**What to work on**
Repeat every line of the material, character for character.

Entries taken from a collection:
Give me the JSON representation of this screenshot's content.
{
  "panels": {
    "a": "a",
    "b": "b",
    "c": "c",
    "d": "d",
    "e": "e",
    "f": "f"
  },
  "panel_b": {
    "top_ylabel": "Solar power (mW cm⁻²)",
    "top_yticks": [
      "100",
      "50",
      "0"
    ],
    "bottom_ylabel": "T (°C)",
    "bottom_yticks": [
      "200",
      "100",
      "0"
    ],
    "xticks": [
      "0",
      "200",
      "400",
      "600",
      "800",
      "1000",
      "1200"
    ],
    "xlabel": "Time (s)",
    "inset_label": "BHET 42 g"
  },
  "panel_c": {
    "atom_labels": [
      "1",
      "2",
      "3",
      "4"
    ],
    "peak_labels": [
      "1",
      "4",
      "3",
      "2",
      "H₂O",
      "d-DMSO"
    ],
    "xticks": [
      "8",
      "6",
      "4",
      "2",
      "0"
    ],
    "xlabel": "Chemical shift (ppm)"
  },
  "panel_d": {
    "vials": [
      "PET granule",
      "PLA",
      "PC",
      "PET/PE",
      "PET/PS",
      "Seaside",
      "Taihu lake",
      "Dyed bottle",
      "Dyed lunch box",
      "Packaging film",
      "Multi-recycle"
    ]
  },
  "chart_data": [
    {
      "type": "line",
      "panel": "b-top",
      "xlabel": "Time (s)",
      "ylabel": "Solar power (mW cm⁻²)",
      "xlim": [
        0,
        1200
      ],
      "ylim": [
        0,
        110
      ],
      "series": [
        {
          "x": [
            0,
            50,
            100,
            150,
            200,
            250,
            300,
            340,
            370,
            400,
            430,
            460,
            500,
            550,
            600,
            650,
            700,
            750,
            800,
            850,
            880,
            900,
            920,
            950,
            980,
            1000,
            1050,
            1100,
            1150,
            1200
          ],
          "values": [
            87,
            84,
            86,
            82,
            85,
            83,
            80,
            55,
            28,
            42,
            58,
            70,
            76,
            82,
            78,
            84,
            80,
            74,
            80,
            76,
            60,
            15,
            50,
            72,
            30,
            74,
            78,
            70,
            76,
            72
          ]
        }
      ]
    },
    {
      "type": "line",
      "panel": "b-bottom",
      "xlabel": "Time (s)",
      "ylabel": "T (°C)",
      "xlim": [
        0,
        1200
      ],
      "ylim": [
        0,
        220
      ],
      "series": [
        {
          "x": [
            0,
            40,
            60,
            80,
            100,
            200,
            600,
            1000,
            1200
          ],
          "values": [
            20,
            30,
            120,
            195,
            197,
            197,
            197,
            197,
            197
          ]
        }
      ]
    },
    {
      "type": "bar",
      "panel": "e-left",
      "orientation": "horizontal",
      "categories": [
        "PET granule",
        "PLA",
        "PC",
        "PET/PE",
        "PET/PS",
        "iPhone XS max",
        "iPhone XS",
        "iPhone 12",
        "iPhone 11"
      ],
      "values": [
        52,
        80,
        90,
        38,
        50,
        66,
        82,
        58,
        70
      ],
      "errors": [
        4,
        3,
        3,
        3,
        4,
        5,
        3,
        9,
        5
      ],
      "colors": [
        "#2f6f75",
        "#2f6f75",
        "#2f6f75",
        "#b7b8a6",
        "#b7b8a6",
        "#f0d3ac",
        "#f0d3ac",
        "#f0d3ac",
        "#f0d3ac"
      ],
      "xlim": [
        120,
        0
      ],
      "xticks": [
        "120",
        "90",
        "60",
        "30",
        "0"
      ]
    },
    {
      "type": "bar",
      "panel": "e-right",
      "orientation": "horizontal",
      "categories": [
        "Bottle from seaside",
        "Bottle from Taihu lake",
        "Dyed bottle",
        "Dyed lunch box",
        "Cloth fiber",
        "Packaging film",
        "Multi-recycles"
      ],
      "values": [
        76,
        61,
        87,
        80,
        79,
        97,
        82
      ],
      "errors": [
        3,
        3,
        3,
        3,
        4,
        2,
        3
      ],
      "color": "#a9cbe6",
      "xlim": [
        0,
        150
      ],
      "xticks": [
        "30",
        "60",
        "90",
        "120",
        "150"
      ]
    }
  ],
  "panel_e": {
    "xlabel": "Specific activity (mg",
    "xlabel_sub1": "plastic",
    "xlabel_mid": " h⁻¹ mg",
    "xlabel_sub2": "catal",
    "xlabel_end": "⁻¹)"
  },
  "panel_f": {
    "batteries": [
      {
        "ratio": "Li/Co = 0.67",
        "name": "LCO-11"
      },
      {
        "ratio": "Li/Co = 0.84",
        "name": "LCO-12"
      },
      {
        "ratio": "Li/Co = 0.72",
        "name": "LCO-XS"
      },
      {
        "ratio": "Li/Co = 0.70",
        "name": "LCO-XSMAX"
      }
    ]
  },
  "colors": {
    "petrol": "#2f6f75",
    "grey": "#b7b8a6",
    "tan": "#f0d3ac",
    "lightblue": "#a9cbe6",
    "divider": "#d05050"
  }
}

**Solved problem**
Give me the JSON representation of this screenshot's content.
{
  "panels": {
    "a": "a",
    "b": "b",
    "c": "c",
    "d": "d",
    "e": "e",
    "f": "f"
  },
  "panel_b": {
    "top_ylabel": "Solar power (mW cm⁻²)",
    "top_yticks": [
      "100",
      "50",
      "0"
    ],
    "bottom_ylabel": "T (°C)",
    "bottom_yticks": [
      "200",
      "100",
      "0"
    ],
    "xticks": [
      "0",
      "200",
      "400",
      "600",
      "800",
      "1000",
      "1200"
    ],
    "xlabel": "Time (s)",
    "inset_label": "BHET 42 g"
  },
  "panel_c": {
    "atom_labels": [
      "1",
      "2",
      "3",
      "4"
    ],
    "peak_labels": [
      "1",
      "4",
      "3",
      "2",
      "H₂O",
      "d-DMSO"
    ],
    "xticks": [
      "8",
      "6",
      "4",
      "2",
      "0"
    ],
    "xlabel": "Chemical shift (ppm)"
  },
  "panel_d": {
    "vials": [
      "PET granule",
      "PLA",
      "PC",
      "PET/PE",
      "PET/PS",
      "Seaside",
      "Taihu lake",
      "Dyed bottle",
      "Dyed lunch box",
      "Packaging film",
      "Multi-recycle"
    ]
  },
  "chart_data": [
    {
      "type": "line",
      "panel": "b-top",
      "xlabel": "Time (s)",
      "ylabel": "Solar power (mW cm⁻²)",
      "xlim": [
        0,
        1200
      ],
      "ylim": [
        0,
        110
      ],
      "series": [
        {
          "x": [
            0,
            50,
            100,
            150,
            200,
            250,
            300,
            340,
            370,
            400,
            430,
            460,
            500,
            550,
            600,
            650,
            700,
            750,
            800,
            850,
            880,
            900,
            920,
            950,
            980,
            1000,
            1050,
            1100,
            1150,
            1200
          ],
          "values": [
            87,
            84,
            86,
            82,
            85,
            83,
            80,
            55,
            28,
            42,
            58,
            70,
            76,
            82,
            78,
            84,
            80,
            74,
            80,
            76,
            60,
            15,
            50,
            72,
            30,
            74,
            78,
            70,
            76,
            72
          ]
        }
      ]
    },
    {
      "type": "line",
      "panel": "b-bottom",
      "xlabel": "Time (s)",
      "ylabel": "T (°C)",
      "xlim": [
        0,
        1200
      ],
      "ylim": [
        0,
        220
      ],
      "series": [
        {
          "x": [
            0,
            40,
            60,
            80,
            100,
            200,
            600,
            1000,
            1200
          ],
          "values": [
            20,
            30,
            120,
            195,
            197,
            197,
            197,
            197,
            197
          ]
        }
      ]
    },
    {
      "type": "bar",
      "panel": "e-left",
      "orientation": "horizontal",
      "categories": [
        "PET granule",
        "PLA",
        "PC",
        "PET/PE",
        "PET/PS",
        "iPhone XS max",
        "iPhone XS",
        "iPhone 12",
        "iPhone 11"
      ],
      "values": [
        52,
        80,
        90,
        38,
        50,
        66,
        82,
        58,
        70
      ],
      "errors": [
        4,
        3,
        3,
        3,
        4,
        5,
        3,
        9,
        5
      ],
      "colors": [
        "#2f6f75",
        "#2f6f75",
        "#2f6f75",
        "#b7b8a6",
        "#b7b8a6",
        "#f0d3ac",
        "#f0d3ac",
        "#f0d3ac",
        "#f0d3ac"
      ],
      "xlim": [
        120,
        0
      ],
      "xticks": [
        "120",
        "90",
        "60",
        "30",
        "0"
      ]
    },
    {
      "type": "bar",
      "panel": "e-right",
      "orientation": "horizontal",
      "categories": [
        "Bottle from seaside",
        "Bottle from Taihu lake",
        "Dyed bottle",
        "Dyed lunch box",
        "Cloth fiber",
        "Packaging film",
        "Multi-recycles"
      ],
      "values": [
        76,
        61,
        87,
        80,
        79,
        97,
        82
      ],
      "errors": [
        3,
        3,
        3,
        3,
        4,
        2,
        3
      ],
      "color": "#a9cbe6",
      "xlim": [
        0,
        150
      ],
      "xticks": [
        "30",
        "60",
        "90",
        "120",
        "150"
      ]
    }
  ],
  "panel_e": {
    "xlabel": "Specific activity (mg",
    "xlabel_sub1": "plastic",
    "xlabel_mid": " h⁻¹ mg",
    "xlabel_sub2": "catal",
    "xlabel_end": "⁻¹)"
  },
  "panel_f": {
    "batteries": [
      {
        "ratio": "Li/Co = 0.67",
        "name": "LCO-11"
      },
      {
        "ratio": "Li/Co = 0.84",
        "name": "LCO-12"
      },
      {
        "ratio": "Li/Co = 0.72",
        "name": "LCO-XS"
      },
      {
        "ratio": "Li/Co = 0.70",
        "name": "LCO-XSMAX"
      }
    ]
  },
  "colors": {
    "petrol": "#2f6f75",
    "grey": "#b7b8a6",
    "tan": "#f0d3ac",
    "lightblue": "#a9cbe6",
    "divider": "#d05050"
  }
}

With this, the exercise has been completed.